- TASK DIRECTIONS: Please reproduce every record, keeping each one exactly as written.

* Start RECORDS TO USE *

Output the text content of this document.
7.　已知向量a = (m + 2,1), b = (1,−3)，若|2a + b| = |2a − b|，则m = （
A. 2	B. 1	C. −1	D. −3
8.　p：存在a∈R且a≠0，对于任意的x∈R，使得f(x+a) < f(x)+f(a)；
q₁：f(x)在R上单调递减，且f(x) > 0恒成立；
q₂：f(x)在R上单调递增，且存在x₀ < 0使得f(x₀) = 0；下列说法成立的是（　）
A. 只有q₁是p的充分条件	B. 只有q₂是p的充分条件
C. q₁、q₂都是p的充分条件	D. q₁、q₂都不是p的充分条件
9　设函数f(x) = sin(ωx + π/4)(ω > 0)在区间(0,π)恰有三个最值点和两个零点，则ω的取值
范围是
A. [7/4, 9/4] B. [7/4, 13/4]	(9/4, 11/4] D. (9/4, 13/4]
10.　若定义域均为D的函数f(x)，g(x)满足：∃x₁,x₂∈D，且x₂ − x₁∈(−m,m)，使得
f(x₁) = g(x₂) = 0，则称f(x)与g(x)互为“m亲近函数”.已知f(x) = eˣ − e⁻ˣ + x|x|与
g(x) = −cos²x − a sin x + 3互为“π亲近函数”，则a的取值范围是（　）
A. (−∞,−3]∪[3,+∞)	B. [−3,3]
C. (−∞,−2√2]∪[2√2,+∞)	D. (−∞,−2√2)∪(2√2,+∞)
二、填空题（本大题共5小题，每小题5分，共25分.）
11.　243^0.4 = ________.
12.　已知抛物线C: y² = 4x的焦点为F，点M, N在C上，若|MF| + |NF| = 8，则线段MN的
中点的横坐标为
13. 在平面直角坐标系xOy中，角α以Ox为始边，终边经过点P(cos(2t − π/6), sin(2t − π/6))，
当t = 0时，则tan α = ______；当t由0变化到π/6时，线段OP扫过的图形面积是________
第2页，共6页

* End RECORDS TO USE *

- PROBLEM SOLUTION:
Output the text content of this document.
7.　已知向量a = (m + 2,1), b = (1,−3)，若|2a + b| = |2a − b|，则m = （
A. 2	B. 1	C. −1	D. −3
8.　p：存在a∈R且a≠0，对于任意的x∈R，使得f(x+a) < f(x)+f(a)；
q₁：f(x)在R上单调递减，且f(x) > 0恒成立；
q₂：f(x)在R上单调递增，且存在x₀ < 0使得f(x₀) = 0；下列说法成立的是（　）
A. 只有q₁是p的充分条件	B. 只有q₂是p的充分条件
C. q₁、q₂都是p的充分条件	D. q₁、q₂都不是p的充分条件
9　设函数f(x) = sin(ωx + π/4)(ω > 0)在区间(0,π)恰有三个最值点和两个零点，则ω的取值
范围是
A. [7/4, 9/4] B. [7/4, 13/4]	(9/4, 11/4] D. (9/4, 13/4]
10.　若定义域均为D的函数f(x)，g(x)满足：∃x₁,x₂∈D，且x₂ − x₁∈(−m,m)，使得
f(x₁) = g(x₂) = 0，则称f(x)与g(x)互为“m亲近函数”.已知f(x) = eˣ − e⁻ˣ + x|x|与
g(x) = −cos²x − a sin x + 3互为“π亲近函数”，则a的取值范围是（　）
A. (−∞,−3]∪[3,+∞)	B. [−3,3]
C. (−∞,−2√2]∪[2√2,+∞)	D. (−∞,−2√2)∪(2√2,+∞)
二、填空题（本大题共5小题，每小题5分，共25分.）
11.　243^0.4 = ________.
12.　已知抛物线C: y² = 4x的焦点为F，点M, N在C上，若|MF| + |NF| = 8，则线段MN的
中点的横坐标为
13. 在平面直角坐标系xOy中，角α以Ox为始边，终边经过点P(cos(2t − π/6), sin(2t − π/6))，
当t = 0时，则tan α = ______；当t由0变化到π/6时，线段OP扫过的图形面积是________
第2页，共6页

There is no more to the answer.